Figure data in JSON:
= = = = = = =

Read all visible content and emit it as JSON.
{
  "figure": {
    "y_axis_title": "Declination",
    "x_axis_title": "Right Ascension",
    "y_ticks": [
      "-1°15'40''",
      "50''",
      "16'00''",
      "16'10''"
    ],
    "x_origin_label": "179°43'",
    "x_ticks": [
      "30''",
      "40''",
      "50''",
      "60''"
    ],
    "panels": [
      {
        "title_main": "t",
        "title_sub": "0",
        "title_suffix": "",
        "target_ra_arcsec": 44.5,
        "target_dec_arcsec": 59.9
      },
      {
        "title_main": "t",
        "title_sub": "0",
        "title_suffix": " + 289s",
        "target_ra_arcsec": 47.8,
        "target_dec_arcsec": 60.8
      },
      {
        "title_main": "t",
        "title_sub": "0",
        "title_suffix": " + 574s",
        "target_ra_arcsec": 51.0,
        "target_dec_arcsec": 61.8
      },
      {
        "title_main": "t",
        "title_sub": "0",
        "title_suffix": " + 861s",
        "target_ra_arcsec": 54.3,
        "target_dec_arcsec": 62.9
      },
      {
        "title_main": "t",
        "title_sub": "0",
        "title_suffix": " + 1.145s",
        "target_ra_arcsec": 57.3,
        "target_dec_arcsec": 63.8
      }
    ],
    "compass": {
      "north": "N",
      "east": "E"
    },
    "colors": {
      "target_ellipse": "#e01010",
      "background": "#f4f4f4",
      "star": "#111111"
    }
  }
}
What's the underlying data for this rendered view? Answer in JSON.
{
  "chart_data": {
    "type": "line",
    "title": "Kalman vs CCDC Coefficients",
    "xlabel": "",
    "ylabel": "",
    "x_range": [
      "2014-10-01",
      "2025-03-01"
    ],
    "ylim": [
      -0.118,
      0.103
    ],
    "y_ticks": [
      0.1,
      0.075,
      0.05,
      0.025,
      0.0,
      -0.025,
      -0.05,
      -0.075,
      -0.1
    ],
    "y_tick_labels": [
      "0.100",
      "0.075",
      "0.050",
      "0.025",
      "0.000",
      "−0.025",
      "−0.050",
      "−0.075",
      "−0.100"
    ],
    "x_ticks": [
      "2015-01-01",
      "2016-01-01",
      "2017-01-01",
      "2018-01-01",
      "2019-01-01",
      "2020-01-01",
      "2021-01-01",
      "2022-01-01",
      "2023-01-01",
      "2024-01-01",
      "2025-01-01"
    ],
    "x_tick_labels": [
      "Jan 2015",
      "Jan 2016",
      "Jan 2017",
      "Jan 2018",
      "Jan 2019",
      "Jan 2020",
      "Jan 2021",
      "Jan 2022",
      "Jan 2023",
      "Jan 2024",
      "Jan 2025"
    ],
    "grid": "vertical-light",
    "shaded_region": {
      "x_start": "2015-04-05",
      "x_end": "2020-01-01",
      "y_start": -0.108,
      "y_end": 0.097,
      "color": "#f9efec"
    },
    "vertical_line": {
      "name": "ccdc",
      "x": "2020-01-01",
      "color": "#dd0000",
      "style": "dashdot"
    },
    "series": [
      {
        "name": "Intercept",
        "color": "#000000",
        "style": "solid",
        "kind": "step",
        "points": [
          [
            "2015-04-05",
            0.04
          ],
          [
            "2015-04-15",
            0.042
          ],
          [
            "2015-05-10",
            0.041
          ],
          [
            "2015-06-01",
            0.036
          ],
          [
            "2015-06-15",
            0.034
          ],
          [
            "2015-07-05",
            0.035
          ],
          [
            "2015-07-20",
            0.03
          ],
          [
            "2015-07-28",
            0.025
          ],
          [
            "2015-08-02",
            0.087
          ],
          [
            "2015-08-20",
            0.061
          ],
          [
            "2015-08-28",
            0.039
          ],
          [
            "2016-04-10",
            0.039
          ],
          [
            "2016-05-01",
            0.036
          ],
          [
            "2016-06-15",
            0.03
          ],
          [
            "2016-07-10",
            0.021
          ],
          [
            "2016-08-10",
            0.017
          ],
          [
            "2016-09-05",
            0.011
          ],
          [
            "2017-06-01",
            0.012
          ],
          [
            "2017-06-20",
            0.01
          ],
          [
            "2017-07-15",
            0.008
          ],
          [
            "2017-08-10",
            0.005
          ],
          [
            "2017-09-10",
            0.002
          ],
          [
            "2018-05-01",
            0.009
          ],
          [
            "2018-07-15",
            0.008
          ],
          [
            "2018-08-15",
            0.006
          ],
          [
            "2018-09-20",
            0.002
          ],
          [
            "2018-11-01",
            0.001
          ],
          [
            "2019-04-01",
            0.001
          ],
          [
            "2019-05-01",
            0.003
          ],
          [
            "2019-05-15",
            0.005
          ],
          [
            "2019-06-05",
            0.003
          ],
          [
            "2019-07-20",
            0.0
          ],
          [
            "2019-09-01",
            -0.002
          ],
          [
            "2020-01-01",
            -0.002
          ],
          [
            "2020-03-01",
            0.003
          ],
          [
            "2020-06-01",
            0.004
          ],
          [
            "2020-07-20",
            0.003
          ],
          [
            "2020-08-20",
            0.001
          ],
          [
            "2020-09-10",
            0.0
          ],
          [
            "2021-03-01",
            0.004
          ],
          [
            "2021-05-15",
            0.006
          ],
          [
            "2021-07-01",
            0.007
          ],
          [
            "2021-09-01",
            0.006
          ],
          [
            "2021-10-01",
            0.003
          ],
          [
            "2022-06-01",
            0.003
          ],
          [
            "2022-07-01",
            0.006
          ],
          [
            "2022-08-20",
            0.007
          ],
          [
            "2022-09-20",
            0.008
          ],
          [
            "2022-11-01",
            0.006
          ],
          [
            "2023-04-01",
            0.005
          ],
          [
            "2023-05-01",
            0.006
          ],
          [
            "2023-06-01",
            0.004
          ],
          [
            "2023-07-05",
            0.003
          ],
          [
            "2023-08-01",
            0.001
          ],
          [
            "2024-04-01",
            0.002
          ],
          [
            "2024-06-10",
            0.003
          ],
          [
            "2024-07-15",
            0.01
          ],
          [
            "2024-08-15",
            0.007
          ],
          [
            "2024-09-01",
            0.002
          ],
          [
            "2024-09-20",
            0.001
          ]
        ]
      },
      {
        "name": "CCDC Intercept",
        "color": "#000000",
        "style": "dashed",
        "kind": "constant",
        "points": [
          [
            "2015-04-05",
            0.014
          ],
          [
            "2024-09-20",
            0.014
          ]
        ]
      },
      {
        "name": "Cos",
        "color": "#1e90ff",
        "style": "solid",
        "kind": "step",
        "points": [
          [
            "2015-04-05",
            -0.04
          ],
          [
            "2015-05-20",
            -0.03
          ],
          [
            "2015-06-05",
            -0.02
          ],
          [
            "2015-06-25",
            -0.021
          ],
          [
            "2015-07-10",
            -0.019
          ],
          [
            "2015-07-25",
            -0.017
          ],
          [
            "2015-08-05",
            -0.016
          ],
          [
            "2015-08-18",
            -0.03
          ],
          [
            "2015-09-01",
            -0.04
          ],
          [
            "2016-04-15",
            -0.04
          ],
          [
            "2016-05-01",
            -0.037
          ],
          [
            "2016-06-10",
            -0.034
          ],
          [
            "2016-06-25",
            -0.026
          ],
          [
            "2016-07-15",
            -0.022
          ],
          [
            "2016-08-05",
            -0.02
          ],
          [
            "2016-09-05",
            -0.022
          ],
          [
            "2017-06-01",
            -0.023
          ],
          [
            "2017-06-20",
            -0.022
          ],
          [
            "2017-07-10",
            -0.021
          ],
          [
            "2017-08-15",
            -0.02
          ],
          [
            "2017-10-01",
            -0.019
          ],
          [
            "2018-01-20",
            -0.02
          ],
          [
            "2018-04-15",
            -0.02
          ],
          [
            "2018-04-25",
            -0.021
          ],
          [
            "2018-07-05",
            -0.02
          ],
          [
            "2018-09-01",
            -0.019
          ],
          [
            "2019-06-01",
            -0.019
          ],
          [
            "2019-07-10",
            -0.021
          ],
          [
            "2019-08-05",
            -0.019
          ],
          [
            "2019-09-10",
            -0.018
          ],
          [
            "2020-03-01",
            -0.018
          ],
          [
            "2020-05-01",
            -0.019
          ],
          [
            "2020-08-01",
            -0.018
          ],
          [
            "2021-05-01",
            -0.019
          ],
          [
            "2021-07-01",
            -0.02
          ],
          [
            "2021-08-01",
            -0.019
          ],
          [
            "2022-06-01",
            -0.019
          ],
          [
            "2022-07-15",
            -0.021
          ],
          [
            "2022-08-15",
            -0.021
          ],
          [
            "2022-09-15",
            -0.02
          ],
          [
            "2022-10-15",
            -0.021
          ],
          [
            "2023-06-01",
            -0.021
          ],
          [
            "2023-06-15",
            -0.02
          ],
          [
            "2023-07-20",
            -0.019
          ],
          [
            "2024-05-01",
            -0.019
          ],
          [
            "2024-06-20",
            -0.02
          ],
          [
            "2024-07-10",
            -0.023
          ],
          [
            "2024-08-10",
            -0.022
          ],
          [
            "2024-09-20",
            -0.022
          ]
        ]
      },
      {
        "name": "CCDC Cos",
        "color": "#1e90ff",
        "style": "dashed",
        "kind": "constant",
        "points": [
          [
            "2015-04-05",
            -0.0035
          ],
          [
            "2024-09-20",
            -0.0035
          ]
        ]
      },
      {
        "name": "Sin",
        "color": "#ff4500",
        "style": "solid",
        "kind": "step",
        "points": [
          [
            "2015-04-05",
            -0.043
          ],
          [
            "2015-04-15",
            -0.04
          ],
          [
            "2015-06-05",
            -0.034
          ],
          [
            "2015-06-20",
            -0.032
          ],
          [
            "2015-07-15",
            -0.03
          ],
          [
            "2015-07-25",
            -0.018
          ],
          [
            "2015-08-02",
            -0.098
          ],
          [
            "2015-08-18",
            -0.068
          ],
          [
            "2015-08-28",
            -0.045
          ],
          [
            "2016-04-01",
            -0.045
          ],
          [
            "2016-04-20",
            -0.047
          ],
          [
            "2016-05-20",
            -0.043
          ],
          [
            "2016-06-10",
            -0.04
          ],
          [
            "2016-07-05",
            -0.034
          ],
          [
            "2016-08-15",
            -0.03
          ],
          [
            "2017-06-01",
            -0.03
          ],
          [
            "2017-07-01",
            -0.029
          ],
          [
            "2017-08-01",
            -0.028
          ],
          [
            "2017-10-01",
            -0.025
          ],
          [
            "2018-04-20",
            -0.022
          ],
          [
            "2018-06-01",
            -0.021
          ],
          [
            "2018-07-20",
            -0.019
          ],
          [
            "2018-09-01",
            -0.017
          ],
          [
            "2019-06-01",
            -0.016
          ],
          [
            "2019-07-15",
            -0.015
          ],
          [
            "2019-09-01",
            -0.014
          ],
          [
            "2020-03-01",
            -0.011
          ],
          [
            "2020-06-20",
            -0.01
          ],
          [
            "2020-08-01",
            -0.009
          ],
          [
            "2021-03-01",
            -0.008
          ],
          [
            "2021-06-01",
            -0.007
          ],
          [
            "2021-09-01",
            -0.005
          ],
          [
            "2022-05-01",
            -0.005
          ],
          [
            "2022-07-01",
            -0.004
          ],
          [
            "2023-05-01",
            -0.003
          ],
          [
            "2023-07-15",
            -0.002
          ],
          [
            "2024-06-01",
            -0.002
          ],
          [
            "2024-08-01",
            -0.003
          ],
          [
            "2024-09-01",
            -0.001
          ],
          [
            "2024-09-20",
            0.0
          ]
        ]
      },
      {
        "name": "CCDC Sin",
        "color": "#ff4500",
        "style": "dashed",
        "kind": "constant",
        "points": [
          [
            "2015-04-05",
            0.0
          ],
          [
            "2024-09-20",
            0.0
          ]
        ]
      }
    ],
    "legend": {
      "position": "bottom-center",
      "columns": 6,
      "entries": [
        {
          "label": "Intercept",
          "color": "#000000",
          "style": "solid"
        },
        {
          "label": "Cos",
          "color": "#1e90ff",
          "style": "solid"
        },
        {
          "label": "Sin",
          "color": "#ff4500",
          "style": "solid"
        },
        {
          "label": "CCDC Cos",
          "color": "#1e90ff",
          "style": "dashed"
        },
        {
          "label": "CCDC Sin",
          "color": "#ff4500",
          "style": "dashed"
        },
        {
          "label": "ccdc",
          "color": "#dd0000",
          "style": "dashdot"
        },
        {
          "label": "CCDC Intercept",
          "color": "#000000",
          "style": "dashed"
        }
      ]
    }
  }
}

= = = = = = =

- Exercise task:
Locate all lines holding the word "name", then copy them out.

- Task solution:
      "name": "ccdc",
        "name": "Intercept",
        "name": "CCDC Intercept",
        "name": "Cos",
        "name": "CCDC Cos",
        "name": "Sin",
        "name": "CCDC Sin",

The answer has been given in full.